» DATA RECORDS:
----

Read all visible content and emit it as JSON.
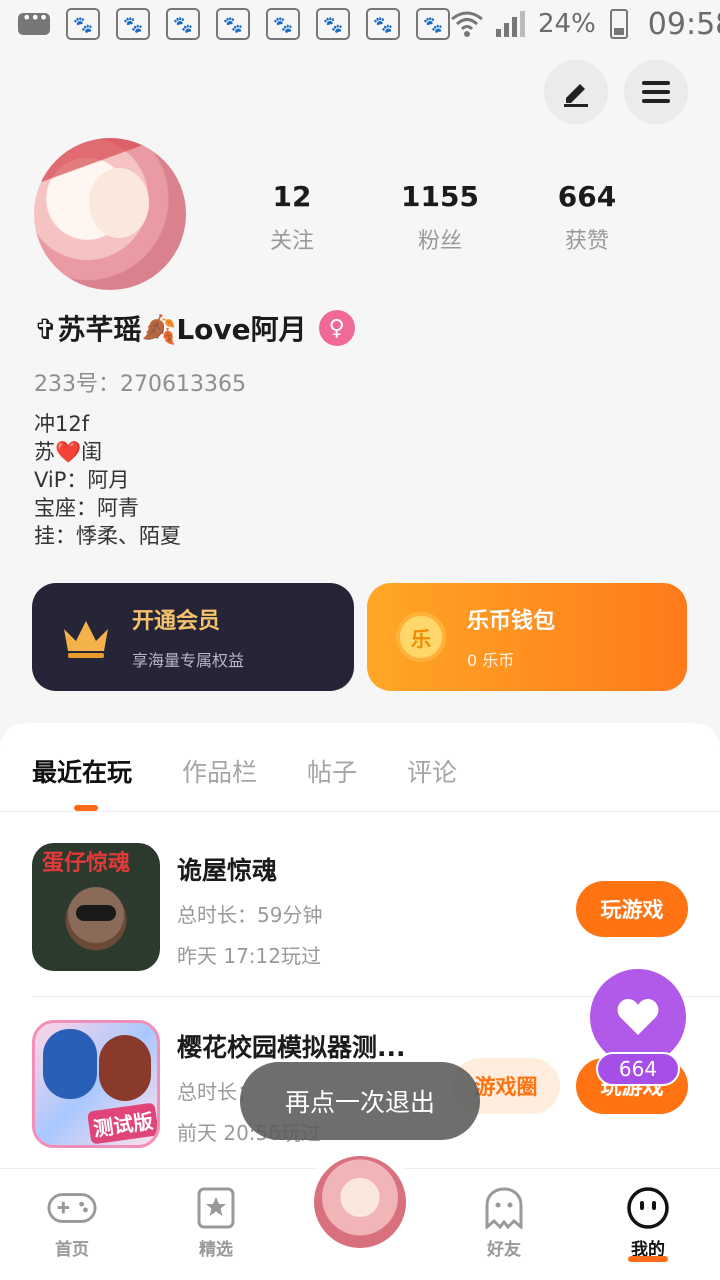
{
  "status_bar": {
    "battery": "24%",
    "time": "09:58",
    "notification_count": 8
  },
  "profile": {
    "stats": [
      {
        "value": "12",
        "label": "关注"
      },
      {
        "value": "1155",
        "label": "粉丝"
      },
      {
        "value": "664",
        "label": "获赞"
      }
    ],
    "nickname": "✞苏芊瑶🍂Love阿月",
    "gender_icon": "♀",
    "uid": "233号：270613365",
    "bio": [
      "冲12f",
      "苏❤️闺",
      "ViP：阿月",
      "宝座：阿青",
      "挂：悸柔、陌夏"
    ]
  },
  "cards": {
    "vip": {
      "title": "开通会员",
      "subtitle": "享海量专属权益"
    },
    "wallet": {
      "title": "乐币钱包",
      "subtitle": "0 乐币",
      "coin_glyph": "乐"
    }
  },
  "tabs": [
    "最近在玩",
    "作品栏",
    "帖子",
    "评论"
  ],
  "games": [
    {
      "icon_text": "蛋仔惊魂",
      "title": "诡屋惊魂",
      "duration": "总时长：59分钟",
      "last_played": "昨天 17:12玩过",
      "play_label": "玩游戏"
    },
    {
      "icon_text": "测试版",
      "title": "樱花校园模拟器测...",
      "duration": "总时长：",
      "last_played": "前天 20:56玩过",
      "circle_label": "游戏圈",
      "play_label": "玩游戏"
    }
  ],
  "fab": {
    "count": "664"
  },
  "toast": "再点一次退出",
  "bottom_nav": {
    "home": "首页",
    "featured": "精选",
    "friends": "好友",
    "mine": "我的"
  },
  "colors": {
    "accent": "#ff7313",
    "fab": "#b159e8",
    "vip_card": "#262538"
  }
}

----

Extract all the data above exactly, excluding every picture.

» FINISHED TASK:
Read all visible content and emit it as JSON.
{
  "status_bar": {
    "battery": "24%",
    "time": "09:58",
    "notification_count": 8
  },
  "profile": {
    "stats": [
      {
        "value": "12",
        "label": "关注"
      },
      {
        "value": "1155",
        "label": "粉丝"
      },
      {
        "value": "664",
        "label": "获赞"
      }
    ],
    "nickname": "✞苏芊瑶🍂Love阿月",
    "gender_icon": "♀",
    "uid": "233号：270613365",
    "bio": [
      "冲12f",
      "苏❤️闺",
      "ViP：阿月",
      "宝座：阿青",
      "挂：悸柔、陌夏"
    ]
  },
  "cards": {
    "vip": {
      "title": "开通会员",
      "subtitle": "享海量专属权益"
    },
    "wallet": {
      "title": "乐币钱包",
      "subtitle": "0 乐币",
      "coin_glyph": "乐"
    }
  },
  "tabs": [
    "最近在玩",
    "作品栏",
    "帖子",
    "评论"
  ],
  "games": [
    {
      "icon_text": "蛋仔惊魂",
      "title": "诡屋惊魂",
      "duration": "总时长：59分钟",
      "last_played": "昨天 17:12玩过",
      "play_label": "玩游戏"
    },
    {
      "icon_text": "测试版",
      "title": "樱花校园模拟器测...",
      "duration": "总时长：",
      "last_played": "前天 20:56玩过",
      "circle_label": "游戏圈",
      "play_label": "玩游戏"
    }
  ],
  "fab": {
    "count": "664"
  },
  "toast": "再点一次退出",
  "bottom_nav": {
    "home": "首页",
    "featured": "精选",
    "friends": "好友",
    "mine": "我的"
  },
  "colors": {
    "accent": "#ff7313",
    "fab": "#b159e8",
    "vip_card": "#262538"
  }
}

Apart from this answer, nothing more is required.